Exercise prompt:
Copy out all lines that carry the word "following".

Exercise material:

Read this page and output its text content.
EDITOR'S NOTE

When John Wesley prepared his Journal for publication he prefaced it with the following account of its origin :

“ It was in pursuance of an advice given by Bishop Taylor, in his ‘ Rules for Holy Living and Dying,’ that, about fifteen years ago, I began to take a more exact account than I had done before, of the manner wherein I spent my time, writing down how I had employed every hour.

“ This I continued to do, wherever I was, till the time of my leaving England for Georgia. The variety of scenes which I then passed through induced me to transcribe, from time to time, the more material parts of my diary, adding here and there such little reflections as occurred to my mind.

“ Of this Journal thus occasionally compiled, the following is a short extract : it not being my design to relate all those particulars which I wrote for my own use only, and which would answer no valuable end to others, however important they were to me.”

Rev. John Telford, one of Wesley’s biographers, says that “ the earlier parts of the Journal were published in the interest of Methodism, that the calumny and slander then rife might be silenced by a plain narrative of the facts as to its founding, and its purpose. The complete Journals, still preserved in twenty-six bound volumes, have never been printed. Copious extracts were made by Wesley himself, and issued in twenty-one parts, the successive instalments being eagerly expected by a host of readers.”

Result for this task:
When John Wesley prepared his Journal for publication he prefaced it with the following account of its origin :
“ Of this Journal thus occasionally compiled, the following is a short extract : it not being my design to relate all those particulars which I wrote for my own use only, and which would answer no valuable end to others, however important they were to me.”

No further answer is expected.